Goal :: Every record that follows should be printed verbatim.
### Entries shown ###
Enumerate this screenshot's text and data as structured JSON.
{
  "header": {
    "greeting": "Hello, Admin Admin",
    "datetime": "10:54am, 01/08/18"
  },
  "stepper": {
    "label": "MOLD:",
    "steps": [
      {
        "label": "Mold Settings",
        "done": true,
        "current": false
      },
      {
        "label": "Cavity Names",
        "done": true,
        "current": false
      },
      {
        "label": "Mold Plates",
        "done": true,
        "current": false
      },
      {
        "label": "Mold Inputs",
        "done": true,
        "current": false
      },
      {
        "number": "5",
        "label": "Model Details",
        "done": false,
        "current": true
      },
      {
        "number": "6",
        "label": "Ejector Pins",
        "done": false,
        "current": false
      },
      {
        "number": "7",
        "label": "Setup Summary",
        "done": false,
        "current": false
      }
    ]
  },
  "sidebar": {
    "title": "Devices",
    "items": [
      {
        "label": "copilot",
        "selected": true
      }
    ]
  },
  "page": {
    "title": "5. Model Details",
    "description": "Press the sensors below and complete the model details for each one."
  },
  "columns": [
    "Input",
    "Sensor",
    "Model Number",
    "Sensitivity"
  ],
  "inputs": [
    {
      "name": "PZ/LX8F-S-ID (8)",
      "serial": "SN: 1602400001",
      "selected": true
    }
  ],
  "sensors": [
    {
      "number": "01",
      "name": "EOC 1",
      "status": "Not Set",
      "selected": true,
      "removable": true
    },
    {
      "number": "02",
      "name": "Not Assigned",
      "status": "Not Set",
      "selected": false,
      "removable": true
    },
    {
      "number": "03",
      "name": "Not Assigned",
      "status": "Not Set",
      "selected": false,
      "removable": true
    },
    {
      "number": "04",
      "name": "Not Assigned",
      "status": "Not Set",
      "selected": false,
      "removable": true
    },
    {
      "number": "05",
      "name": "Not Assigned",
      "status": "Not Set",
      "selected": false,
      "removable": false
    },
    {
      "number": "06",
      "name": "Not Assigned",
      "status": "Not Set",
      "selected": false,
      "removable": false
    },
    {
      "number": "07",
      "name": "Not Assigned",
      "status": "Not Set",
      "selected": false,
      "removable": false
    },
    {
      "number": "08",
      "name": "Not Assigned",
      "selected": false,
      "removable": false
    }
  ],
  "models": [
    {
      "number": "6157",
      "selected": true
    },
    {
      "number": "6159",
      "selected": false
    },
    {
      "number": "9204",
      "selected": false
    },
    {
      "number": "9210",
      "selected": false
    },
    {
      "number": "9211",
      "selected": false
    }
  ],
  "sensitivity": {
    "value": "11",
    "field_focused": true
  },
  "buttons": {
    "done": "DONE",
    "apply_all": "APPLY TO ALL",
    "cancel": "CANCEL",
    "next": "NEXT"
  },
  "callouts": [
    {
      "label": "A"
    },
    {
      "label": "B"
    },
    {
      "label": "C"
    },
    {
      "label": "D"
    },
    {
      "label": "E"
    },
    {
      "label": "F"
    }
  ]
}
###
Solution to the exercise ::
Enumerate this screenshot's text and data as structured JSON.
{
  "header": {
    "greeting": "Hello, Admin Admin",
    "datetime": "10:54am, 01/08/18"
  },
  "stepper": {
    "label": "MOLD:",
    "steps": [
      {
        "label": "Mold Settings",
        "done": true,
        "current": false
      },
      {
        "label": "Cavity Names",
        "done": true,
        "current": false
      },
      {
        "label": "Mold Plates",
        "done": true,
        "current": false
      },
      {
        "label": "Mold Inputs",
        "done": true,
        "current": false
      },
      {
        "number": "5",
        "label": "Model Details",
        "done": false,
        "current": true
      },
      {
        "number": "6",
        "label": "Ejector Pins",
        "done": false,
        "current": false
      },
      {
        "number": "7",
        "label": "Setup Summary",
        "done": false,
        "current": false
      }
    ]
  },
  "sidebar": {
    "title": "Devices",
    "items": [
      {
        "label": "copilot",
        "selected": true
      }
    ]
  },
  "page": {
    "title": "5. Model Details",
    "description": "Press the sensors below and complete the model details for each one."
  },
  "columns": [
    "Input",
    "Sensor",
    "Model Number",
    "Sensitivity"
  ],
  "inputs": [
    {
      "name": "PZ/LX8F-S-ID (8)",
      "serial": "SN: 1602400001",
      "selected": true
    }
  ],
  "sensors": [
    {
      "number": "01",
      "name": "EOC 1",
      "status": "Not Set",
      "selected": true,
      "removable": true
    },
    {
      "number": "02",
      "name": "Not Assigned",
      "status": "Not Set",
      "selected": false,
      "removable": true
    },
    {
      "number": "03",
      "name": "Not Assigned",
      "status": "Not Set",
      "selected": false,
      "removable": true
    },
    {
      "number": "04",
      "name": "Not Assigned",
      "status": "Not Set",
      "selected": false,
      "removable": true
    },
    {
      "number": "05",
      "name": "Not Assigned",
      "status": "Not Set",
      "selected": false,
      "removable": false
    },
    {
      "number": "06",
      "name": "Not Assigned",
      "status": "Not Set",
      "selected": false,
      "removable": false
    },
    {
      "number": "07",
      "name": "Not Assigned",
      "status": "Not Set",
      "selected": false,
      "removable": false
    },
    {
      "number": "08",
      "name": "Not Assigned",
      "selected": false,
      "removable": false
    }
  ],
  "models": [
    {
      "number": "6157",
      "selected": true
    },
    {
      "number": "6159",
      "selected": false
    },
    {
      "number": "9204",
      "selected": false
    },
    {
      "number": "9210",
      "selected": false
    },
    {
      "number": "9211",
      "selected": false
    }
  ],
  "sensitivity": {
    "value": "11",
    "field_focused": true
  },
  "buttons": {
    "done": "DONE",
    "apply_all": "APPLY TO ALL",
    "cancel": "CANCEL",
    "next": "NEXT"
  },
  "callouts": [
    {
      "label": "A"
    },
    {
      "label": "B"
    },
    {
      "label": "C"
    },
    {
      "label": "D"
    },
    {
      "label": "E"
    },
    {
      "label": "F"
    }
  ]
}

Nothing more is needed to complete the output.